Data entries:
____________________
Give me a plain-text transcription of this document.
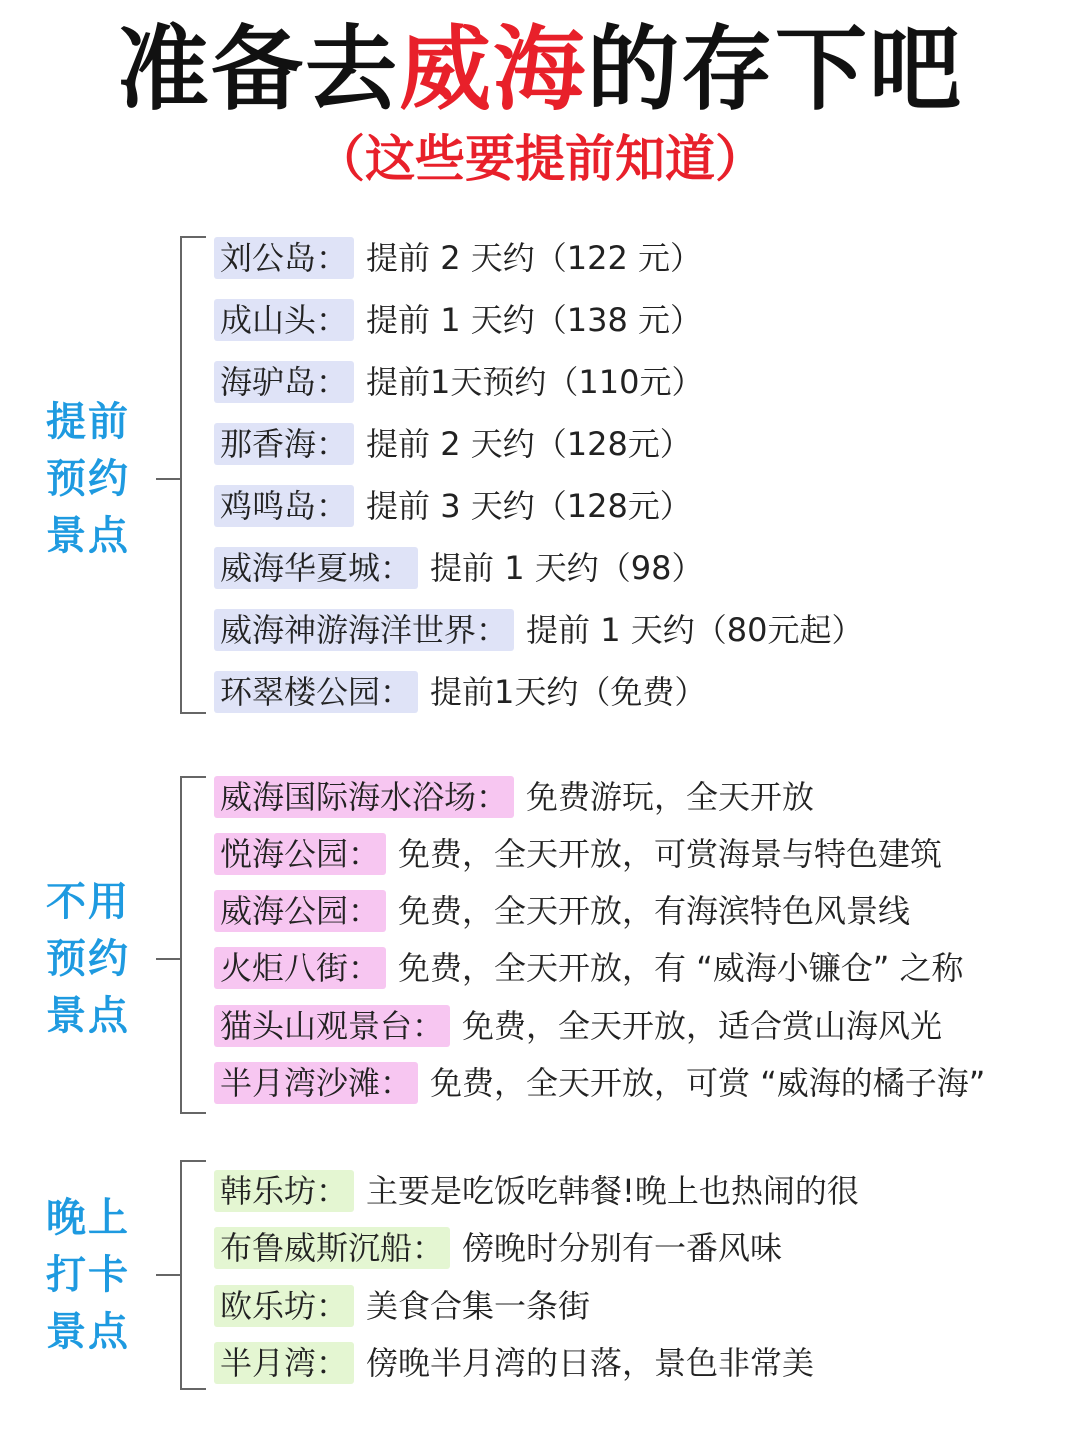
准备去威海的存下吧
（这些要提前知道）
提前
预约
景点
刘公岛： 提前 2 天约（122 元）
成山头： 提前 1 天约（138 元）
海驴岛： 提前1天预约（110元）
那香海： 提前 2 天约（128元）
鸡鸣岛： 提前 3 天约（128元）
威海华夏城： 提前 1 天约（98）
威海神游海洋世界： 提前 1 天约（80元起）
环翠楼公园： 提前1天约（免费）
不用
预约
景点
威海国际海水浴场： 免费游玩，全天开放
悦海公园： 免费，全天开放，可赏海景与特色建筑
威海公园： 免费，全天开放，有海滨特色风景线
火炬八街： 免费，全天开放，有 “威海小镰仓” 之称
猫头山观景台： 免费，全天开放，适合赏山海风光
半月湾沙滩： 免费，全天开放，可赏 “威海的橘子海”
晚上
打卡
景点
韩乐坊： 主要是吃饭吃韩餐!晚上也热闹的很
布鲁威斯沉船： 傍晚时分别有一番风味
欧乐坊： 美食合集一条街
半月湾： 傍晚半月湾的日落，景色非常美
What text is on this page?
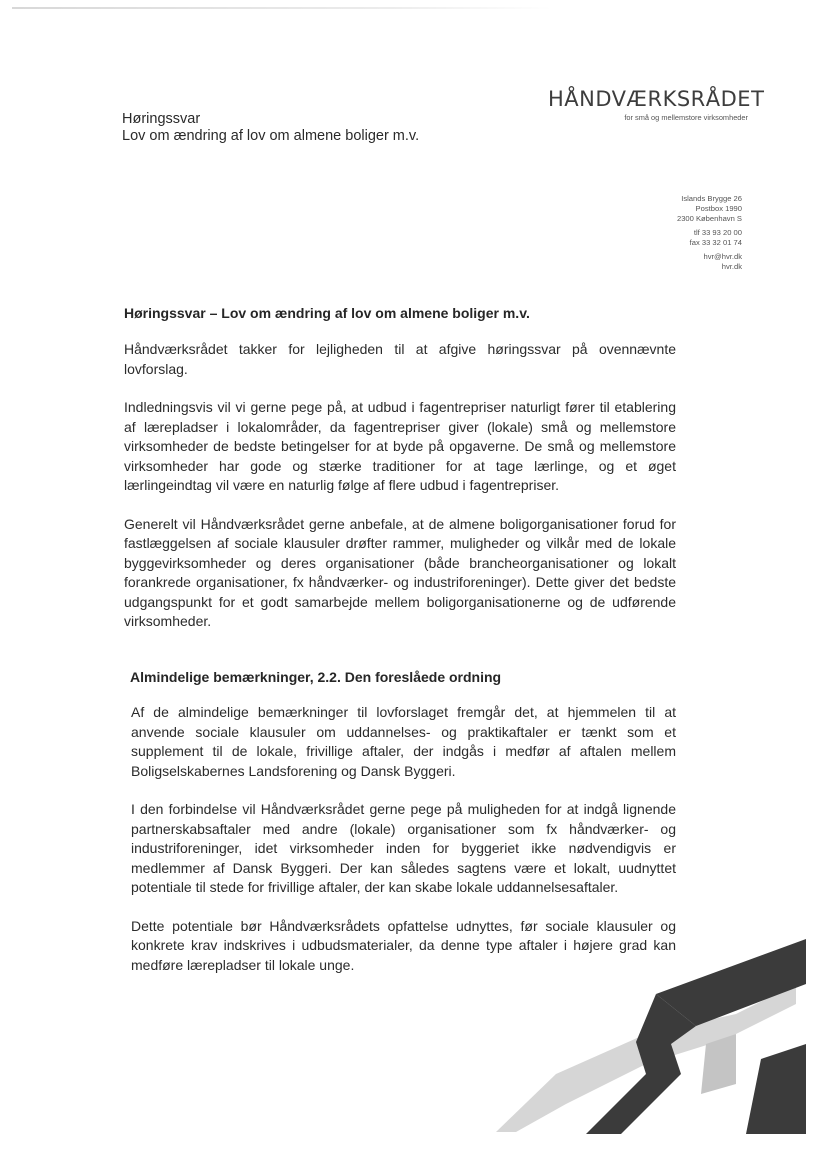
Høringssvar
Lov om ændring af lov om almene boliger m.v.
HÅNDVÆRKSRÅDET
for små og mellemstore virksomheder
Islands Brygge 26
Postbox 1990
2300 København S
tlf 33 93 20 00
fax 33 32 01 74
hvr@hvr.dk
hvr.dk
Høringssvar – Lov om ændring af lov om almene boliger m.v.

Håndværksrådet takker for lejligheden til at afgive høringssvar på ovennævnte lovforslag.

Indledningsvis vil vi gerne pege på, at udbud i fagentrepriser naturligt fører til etablering af lærepladser i lokalområder, da fagentrepriser giver (lokale) små og mellemstore virksomheder de bedste betingelser for at byde på opgaverne. De små og mellemstore virksomheder har gode og stærke traditioner for at tage lærlinge, og et øget lærlingeindtag vil være en naturlig følge af flere udbud i fagentrepriser.

Generelt vil Håndværksrådet gerne anbefale, at de almene boligorganisationer forud for fastlæggelsen af sociale klausuler drøfter rammer, muligheder og vilkår med de lokale byggevirksomheder og deres organisationer (både brancheorganisationer og lokalt forankrede organisationer, fx håndværker- og industriforeninger). Dette giver det bedste udgangspunkt for et godt samarbejde mellem boligorganisationerne og de udførende virksomheder.

Almindelige bemærkninger, 2.2. Den foreslåede ordning

Af de almindelige bemærkninger til lovforslaget fremgår det, at hjemmelen til at anvende sociale klausuler om uddannelses- og praktikaftaler er tænkt som et supplement til de lokale, frivillige aftaler, der indgås i medfør af aftalen mellem Boligselskabernes Landsforening og Dansk Byggeri.

I den forbindelse vil Håndværksrådet gerne pege på muligheden for at indgå lignende partnerskabsaftaler med andre (lokale) organisationer som fx håndværker- og industriforeninger, idet virksomheder inden for byggeriet ikke nødvendigvis er medlemmer af Dansk Byggeri. Der kan således sagtens være et lokalt, uudnyttet potentiale til stede for frivillige aftaler, der kan skabe lokale uddannelsesaftaler.

Dette potentiale bør Håndværksrådets opfattelse udnyttes, før sociale klausuler og konkrete krav indskrives i udbudsmaterialer, da denne type aftaler i højere grad kan medføre lærepladser til lokale unge.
____________________
» Aim of the exercise: Only lines holding the string "ændring" are wanted; gather each one from the entries above.

» Output of the exercise:
Lov om ændring af lov om almene boliger m.v.
Høringssvar – Lov om ændring af lov om almene boliger m.v.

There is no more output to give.